Set task -> Below is a listing; reproduce each line of it exactly.

— begin Record extracts —

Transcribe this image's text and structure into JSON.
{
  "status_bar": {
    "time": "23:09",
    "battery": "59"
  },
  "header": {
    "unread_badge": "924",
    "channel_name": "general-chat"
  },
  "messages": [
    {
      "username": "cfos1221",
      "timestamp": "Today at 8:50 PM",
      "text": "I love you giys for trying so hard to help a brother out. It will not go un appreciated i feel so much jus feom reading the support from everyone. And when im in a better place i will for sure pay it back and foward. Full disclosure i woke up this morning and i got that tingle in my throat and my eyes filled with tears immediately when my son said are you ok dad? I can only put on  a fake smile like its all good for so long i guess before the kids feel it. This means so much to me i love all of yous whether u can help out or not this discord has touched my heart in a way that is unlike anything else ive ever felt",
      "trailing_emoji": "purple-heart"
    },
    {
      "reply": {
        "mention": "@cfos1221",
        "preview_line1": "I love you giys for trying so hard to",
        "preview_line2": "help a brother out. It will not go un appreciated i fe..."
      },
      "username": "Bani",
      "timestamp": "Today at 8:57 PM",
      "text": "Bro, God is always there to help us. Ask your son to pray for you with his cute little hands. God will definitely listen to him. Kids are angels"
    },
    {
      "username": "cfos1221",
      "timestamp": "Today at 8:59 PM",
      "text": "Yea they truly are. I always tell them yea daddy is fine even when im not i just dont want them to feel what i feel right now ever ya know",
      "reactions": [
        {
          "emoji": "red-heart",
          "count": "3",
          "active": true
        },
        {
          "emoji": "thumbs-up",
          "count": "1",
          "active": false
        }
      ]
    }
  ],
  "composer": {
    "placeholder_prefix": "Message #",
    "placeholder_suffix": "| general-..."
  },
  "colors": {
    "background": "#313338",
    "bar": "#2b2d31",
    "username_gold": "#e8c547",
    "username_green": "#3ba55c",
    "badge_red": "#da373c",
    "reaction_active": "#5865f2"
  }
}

— end Record extracts —

Exercise output ->
Transcribe this image's text and structure into JSON.
{
  "status_bar": {
    "time": "23:09",
    "battery": "59"
  },
  "header": {
    "unread_badge": "924",
    "channel_name": "general-chat"
  },
  "messages": [
    {
      "username": "cfos1221",
      "timestamp": "Today at 8:50 PM",
      "text": "I love you giys for trying so hard to help a brother out. It will not go un appreciated i feel so much jus feom reading the support from everyone. And when im in a better place i will for sure pay it back and foward. Full disclosure i woke up this morning and i got that tingle in my throat and my eyes filled with tears immediately when my son said are you ok dad? I can only put on  a fake smile like its all good for so long i guess before the kids feel it. This means so much to me i love all of yous whether u can help out or not this discord has touched my heart in a way that is unlike anything else ive ever felt",
      "trailing_emoji": "purple-heart"
    },
    {
      "reply": {
        "mention": "@cfos1221",
        "preview_line1": "I love you giys for trying so hard to",
        "preview_line2": "help a brother out. It will not go un appreciated i fe..."
      },
      "username": "Bani",
      "timestamp": "Today at 8:57 PM",
      "text": "Bro, God is always there to help us. Ask your son to pray for you with his cute little hands. God will definitely listen to him. Kids are angels"
    },
    {
      "username": "cfos1221",
      "timestamp": "Today at 8:59 PM",
      "text": "Yea they truly are. I always tell them yea daddy is fine even when im not i just dont want them to feel what i feel right now ever ya know",
      "reactions": [
        {
          "emoji": "red-heart",
          "count": "3",
          "active": true
        },
        {
          "emoji": "thumbs-up",
          "count": "1",
          "active": false
        }
      ]
    }
  ],
  "composer": {
    "placeholder_prefix": "Message #",
    "placeholder_suffix": "| general-..."
  },
  "colors": {
    "background": "#313338",
    "bar": "#2b2d31",
    "username_gold": "#e8c547",
    "username_green": "#3ba55c",
    "badge_red": "#da373c",
    "reaction_active": "#5865f2"
  }
}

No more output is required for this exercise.